_Given exercise_
Pick out every line below that contains the word "Potential" and copy each one in full.
-*-
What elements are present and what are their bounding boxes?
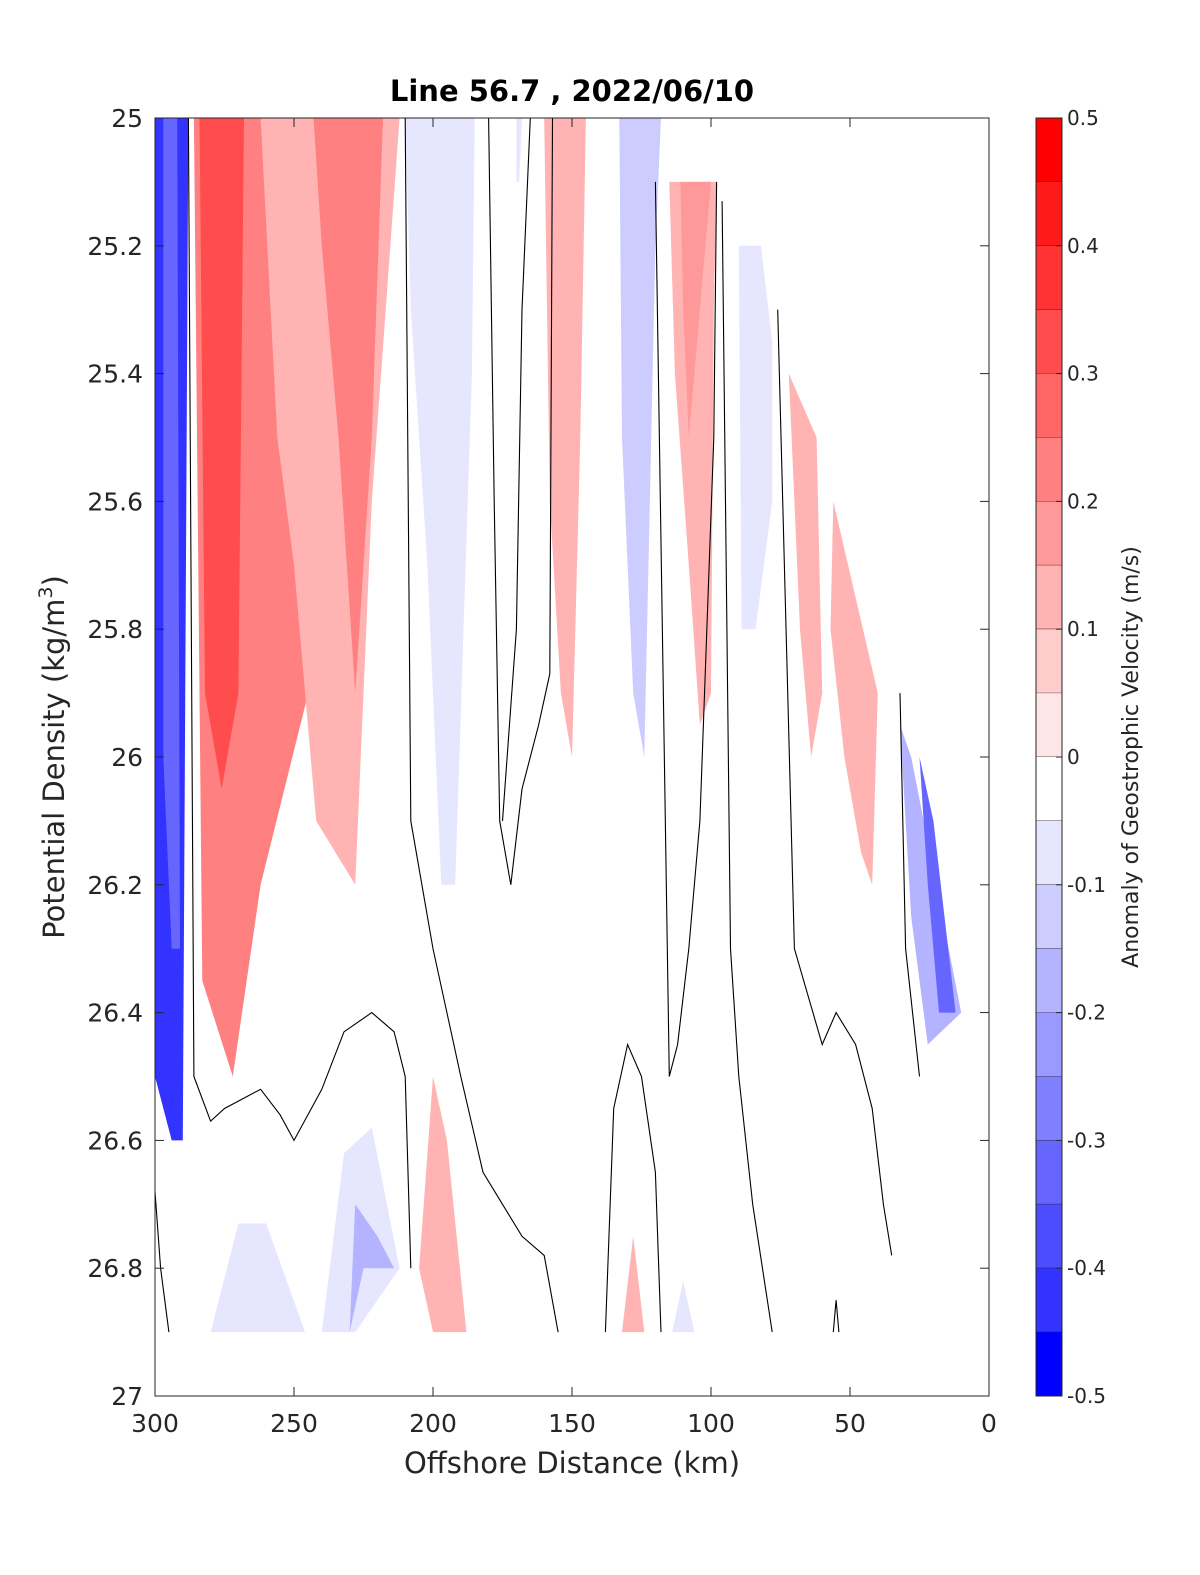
velocity-region bbox=[680, 181, 711, 438]
x-tick-label: 150 bbox=[548, 1409, 596, 1438]
y-tick-label: 25.2 bbox=[87, 232, 143, 261]
colorbar-band bbox=[1036, 1204, 1062, 1269]
velocity-region bbox=[516, 118, 522, 182]
x-tick-label: 50 bbox=[834, 1409, 866, 1438]
y-tick-label: 27 bbox=[111, 1382, 143, 1411]
colorbar-band bbox=[1036, 373, 1062, 438]
velocity-region bbox=[544, 118, 586, 757]
velocity-region bbox=[669, 181, 717, 725]
x-tick-label: 200 bbox=[409, 1409, 457, 1438]
colorbar-tick-label: 0 bbox=[1067, 745, 1080, 769]
velocity-region bbox=[919, 757, 956, 1013]
y-tick-label: 26 bbox=[111, 743, 143, 772]
colorbar-tick-label: -0.5 bbox=[1067, 1384, 1106, 1408]
y-tick-label: 26.6 bbox=[87, 1126, 143, 1155]
colorbar-tick-label: 0.1 bbox=[1067, 617, 1099, 641]
velocity-filled-contours bbox=[155, 118, 962, 1333]
colorbar-tick-label: 0.3 bbox=[1067, 362, 1099, 386]
zero-contour-line bbox=[654, 181, 718, 1077]
velocity-region bbox=[622, 1236, 645, 1333]
velocity-region bbox=[199, 118, 244, 789]
zero-contour-line bbox=[187, 118, 412, 1269]
zero-contour-line bbox=[832, 1300, 840, 1333]
colorbar-band bbox=[1036, 820, 1062, 886]
zero-contour-line bbox=[721, 201, 773, 1333]
colorbar-tick-label: -0.4 bbox=[1067, 1256, 1106, 1280]
x-tick-label: 300 bbox=[131, 1409, 179, 1438]
x-tick-label: 100 bbox=[687, 1409, 735, 1438]
colorbar-tick-label: 0.4 bbox=[1067, 234, 1099, 258]
colorbar-band bbox=[1036, 181, 1062, 247]
velocity-region bbox=[349, 1204, 395, 1333]
colorbar-tick-label: -0.3 bbox=[1067, 1128, 1106, 1152]
plot-area: 300 250 200 150 100 50 0 2525.225.425.625.8262… bbox=[87, 104, 997, 1438]
x-axis-label: Offshore Distance (km) bbox=[404, 1446, 740, 1480]
velocity-region bbox=[313, 118, 383, 694]
colorbar-band bbox=[1036, 948, 1062, 1014]
colorbar-band bbox=[1036, 245, 1062, 311]
y-tick-label: 26.2 bbox=[87, 871, 143, 900]
colorbar-band bbox=[1036, 884, 1062, 950]
x-tick-label: 0 bbox=[981, 1409, 997, 1438]
colorbar-tick-label: 0.2 bbox=[1067, 489, 1099, 513]
velocity-region bbox=[619, 118, 661, 757]
colorbar: 0.5 0.4 0.3 0.2 0.1 0 -0.1 -0.2 -0.3 -0.4 -0.5 bbox=[1035, 106, 1106, 1408]
velocity-region bbox=[738, 245, 773, 630]
velocity-region bbox=[210, 1223, 306, 1333]
colorbar-band bbox=[1036, 1140, 1062, 1205]
velocity-region bbox=[788, 373, 823, 757]
y-axis-label-suffix: ) bbox=[37, 575, 71, 586]
y-axis-label: Potential Density (kg/m3) bbox=[35, 575, 71, 939]
y-axis-label-superscript: 3 bbox=[35, 586, 57, 598]
zero-contour-line bbox=[404, 118, 559, 1333]
y-tick-label: 26.8 bbox=[87, 1254, 143, 1283]
colorbar-band bbox=[1036, 757, 1062, 822]
colorbar-band bbox=[1036, 1332, 1062, 1397]
zero-contour-line bbox=[777, 309, 893, 1256]
colorbar-tick-label: -0.2 bbox=[1067, 1001, 1106, 1025]
zero-contour-lines bbox=[155, 118, 921, 1333]
colorbar-label: Anomaly of Geostrophic Velocity (m/s) bbox=[1119, 546, 1144, 968]
colorbar-band bbox=[1036, 1012, 1062, 1077]
x-tick-label: 250 bbox=[270, 1409, 318, 1438]
colorbar-band bbox=[1036, 693, 1062, 758]
colorbar-band bbox=[1036, 1268, 1062, 1333]
y-tick-label: 26.4 bbox=[87, 999, 143, 1028]
colorbar-band bbox=[1036, 118, 1062, 183]
y-axis-label-main: Potential Density (kg/m bbox=[37, 599, 71, 939]
colorbar-band bbox=[1036, 565, 1062, 630]
colorbar-band bbox=[1036, 1076, 1062, 1141]
colorbar-bands bbox=[1036, 118, 1062, 1397]
velocity-region bbox=[672, 1281, 695, 1333]
x-axis-ticks: 300 250 200 150 100 50 0 bbox=[131, 118, 997, 1438]
velocity-region bbox=[830, 501, 878, 885]
colorbar-band bbox=[1036, 629, 1062, 694]
colorbar-tick-label: 0.5 bbox=[1067, 106, 1099, 130]
colorbar-band bbox=[1036, 437, 1062, 502]
y-axis-ticks: 25 25.2 25.4 25.6 25.8 26 26.2 26.4 26.6 26.8 27 bbox=[87, 104, 989, 1411]
zero-contour-line bbox=[604, 1042, 662, 1333]
y-tick-label: 25.6 bbox=[87, 487, 143, 516]
y-tick-label: 25.4 bbox=[87, 360, 143, 389]
colorbar-tick-label: -0.1 bbox=[1067, 873, 1106, 897]
velocity-region bbox=[405, 118, 475, 885]
chart-title: Line 56.7 , 2022/06/10 bbox=[390, 74, 754, 108]
y-tick-label: 25 bbox=[111, 104, 143, 133]
colorbar-ticks: 0.5 0.4 0.3 0.2 0.1 0 -0.1 -0.2 -0.3 -0.4 -0.5 bbox=[1056, 106, 1106, 1408]
colorbar-band bbox=[1036, 309, 1062, 375]
zero-contour-line bbox=[488, 118, 554, 885]
y-tick-label: 25.8 bbox=[87, 615, 143, 644]
velocity-region bbox=[163, 118, 180, 949]
velocity-region bbox=[419, 1076, 467, 1333]
zero-contour-line bbox=[899, 693, 921, 1077]
colorbar-band bbox=[1036, 501, 1062, 566]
-*-
_Completed exercise_
y-axis-label: Potential Density (kg/m3) bbox=[35, 575, 71, 939]
y-axis-label-main: Potential Density (kg/m bbox=[37, 599, 71, 939]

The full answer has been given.